Work instructions:
Reproduce each record exactly.

-------------------------

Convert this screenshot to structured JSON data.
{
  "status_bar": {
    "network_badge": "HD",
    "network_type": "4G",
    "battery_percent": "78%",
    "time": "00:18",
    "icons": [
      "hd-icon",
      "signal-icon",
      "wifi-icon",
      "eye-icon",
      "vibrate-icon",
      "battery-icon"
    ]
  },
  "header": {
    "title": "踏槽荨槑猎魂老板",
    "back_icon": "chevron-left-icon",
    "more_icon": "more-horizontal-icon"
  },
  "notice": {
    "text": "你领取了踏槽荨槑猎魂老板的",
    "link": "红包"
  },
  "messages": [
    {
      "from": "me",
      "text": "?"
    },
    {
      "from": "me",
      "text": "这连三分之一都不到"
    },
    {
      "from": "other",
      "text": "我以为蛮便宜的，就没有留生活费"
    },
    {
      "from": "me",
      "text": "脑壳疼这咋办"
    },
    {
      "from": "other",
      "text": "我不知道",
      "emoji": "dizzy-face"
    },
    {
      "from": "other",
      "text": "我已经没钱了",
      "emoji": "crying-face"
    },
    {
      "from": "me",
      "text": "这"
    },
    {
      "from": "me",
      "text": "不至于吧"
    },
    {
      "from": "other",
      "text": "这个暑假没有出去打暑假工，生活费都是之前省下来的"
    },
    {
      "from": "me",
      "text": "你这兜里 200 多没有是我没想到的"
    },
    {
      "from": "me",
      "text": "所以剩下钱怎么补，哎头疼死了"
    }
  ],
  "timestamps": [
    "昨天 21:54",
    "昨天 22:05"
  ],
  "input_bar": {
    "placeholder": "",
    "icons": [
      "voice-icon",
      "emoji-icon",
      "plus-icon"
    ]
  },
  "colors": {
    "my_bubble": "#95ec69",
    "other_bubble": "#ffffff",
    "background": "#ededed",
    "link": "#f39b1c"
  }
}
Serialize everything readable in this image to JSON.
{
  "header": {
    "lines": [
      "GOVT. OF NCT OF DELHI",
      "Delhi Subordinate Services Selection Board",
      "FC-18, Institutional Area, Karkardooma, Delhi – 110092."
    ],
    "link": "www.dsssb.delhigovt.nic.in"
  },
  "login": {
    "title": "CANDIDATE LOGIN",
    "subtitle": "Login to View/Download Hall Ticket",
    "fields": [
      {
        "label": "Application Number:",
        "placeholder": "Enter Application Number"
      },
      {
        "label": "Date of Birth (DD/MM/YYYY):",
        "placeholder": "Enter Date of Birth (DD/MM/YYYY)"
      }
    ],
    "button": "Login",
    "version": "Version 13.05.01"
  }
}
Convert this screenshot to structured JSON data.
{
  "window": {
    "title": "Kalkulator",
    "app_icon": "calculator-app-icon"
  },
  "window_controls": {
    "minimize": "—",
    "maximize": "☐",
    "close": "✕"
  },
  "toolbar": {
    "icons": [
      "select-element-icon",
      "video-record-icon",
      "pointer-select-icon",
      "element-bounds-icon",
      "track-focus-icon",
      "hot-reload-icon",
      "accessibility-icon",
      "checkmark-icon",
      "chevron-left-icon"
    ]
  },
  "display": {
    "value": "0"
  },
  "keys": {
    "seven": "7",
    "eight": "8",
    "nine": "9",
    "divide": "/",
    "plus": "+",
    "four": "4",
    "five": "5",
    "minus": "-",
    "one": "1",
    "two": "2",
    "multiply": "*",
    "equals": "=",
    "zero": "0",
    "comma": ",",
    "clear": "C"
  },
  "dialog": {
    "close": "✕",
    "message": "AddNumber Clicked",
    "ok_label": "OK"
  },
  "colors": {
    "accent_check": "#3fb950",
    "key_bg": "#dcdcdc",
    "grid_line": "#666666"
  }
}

-------------------------

Exercise response:
Convert this screenshot to structured JSON data.
{
  "status_bar": {
    "network_badge": "HD",
    "network_type": "4G",
    "battery_percent": "78%",
    "time": "00:18",
    "icons": [
      "hd-icon",
      "signal-icon",
      "wifi-icon",
      "eye-icon",
      "vibrate-icon",
      "battery-icon"
    ]
  },
  "header": {
    "title": "踏槽荨槑猎魂老板",
    "back_icon": "chevron-left-icon",
    "more_icon": "more-horizontal-icon"
  },
  "notice": {
    "text": "你领取了踏槽荨槑猎魂老板的",
    "link": "红包"
  },
  "messages": [
    {
      "from": "me",
      "text": "?"
    },
    {
      "from": "me",
      "text": "这连三分之一都不到"
    },
    {
      "from": "other",
      "text": "我以为蛮便宜的，就没有留生活费"
    },
    {
      "from": "me",
      "text": "脑壳疼这咋办"
    },
    {
      "from": "other",
      "text": "我不知道",
      "emoji": "dizzy-face"
    },
    {
      "from": "other",
      "text": "我已经没钱了",
      "emoji": "crying-face"
    },
    {
      "from": "me",
      "text": "这"
    },
    {
      "from": "me",
      "text": "不至于吧"
    },
    {
      "from": "other",
      "text": "这个暑假没有出去打暑假工，生活费都是之前省下来的"
    },
    {
      "from": "me",
      "text": "你这兜里 200 多没有是我没想到的"
    },
    {
      "from": "me",
      "text": "所以剩下钱怎么补，哎头疼死了"
    }
  ],
  "timestamps": [
    "昨天 21:54",
    "昨天 22:05"
  ],
  "input_bar": {
    "placeholder": "",
    "icons": [
      "voice-icon",
      "emoji-icon",
      "plus-icon"
    ]
  },
  "colors": {
    "my_bubble": "#95ec69",
    "other_bubble": "#ffffff",
    "background": "#ededed",
    "link": "#f39b1c"
  }
}
Serialize everything readable in this image to JSON.
{
  "header": {
    "lines": [
      "GOVT. OF NCT OF DELHI",
      "Delhi Subordinate Services Selection Board",
      "FC-18, Institutional Area, Karkardooma, Delhi – 110092."
    ],
    "link": "www.dsssb.delhigovt.nic.in"
  },
  "login": {
    "title": "CANDIDATE LOGIN",
    "subtitle": "Login to View/Download Hall Ticket",
    "fields": [
      {
        "label": "Application Number:",
        "placeholder": "Enter Application Number"
      },
      {
        "label": "Date of Birth (DD/MM/YYYY):",
        "placeholder": "Enter Date of Birth (DD/MM/YYYY)"
      }
    ],
    "button": "Login",
    "version": "Version 13.05.01"
  }
}
Convert this screenshot to structured JSON data.
{
  "window": {
    "title": "Kalkulator",
    "app_icon": "calculator-app-icon"
  },
  "window_controls": {
    "minimize": "—",
    "maximize": "☐",
    "close": "✕"
  },
  "toolbar": {
    "icons": [
      "select-element-icon",
      "video-record-icon",
      "pointer-select-icon",
      "element-bounds-icon",
      "track-focus-icon",
      "hot-reload-icon",
      "accessibility-icon",
      "checkmark-icon",
      "chevron-left-icon"
    ]
  },
  "display": {
    "value": "0"
  },
  "keys": {
    "seven": "7",
    "eight": "8",
    "nine": "9",
    "divide": "/",
    "plus": "+",
    "four": "4",
    "five": "5",
    "minus": "-",
    "one": "1",
    "two": "2",
    "multiply": "*",
    "equals": "=",
    "zero": "0",
    "comma": ",",
    "clear": "C"
  },
  "dialog": {
    "close": "✕",
    "message": "AddNumber Clicked",
    "ok_label": "OK"
  },
  "colors": {
    "accent_check": "#3fb950",
    "key_bg": "#dcdcdc",
    "grid_line": "#666666"
  }
}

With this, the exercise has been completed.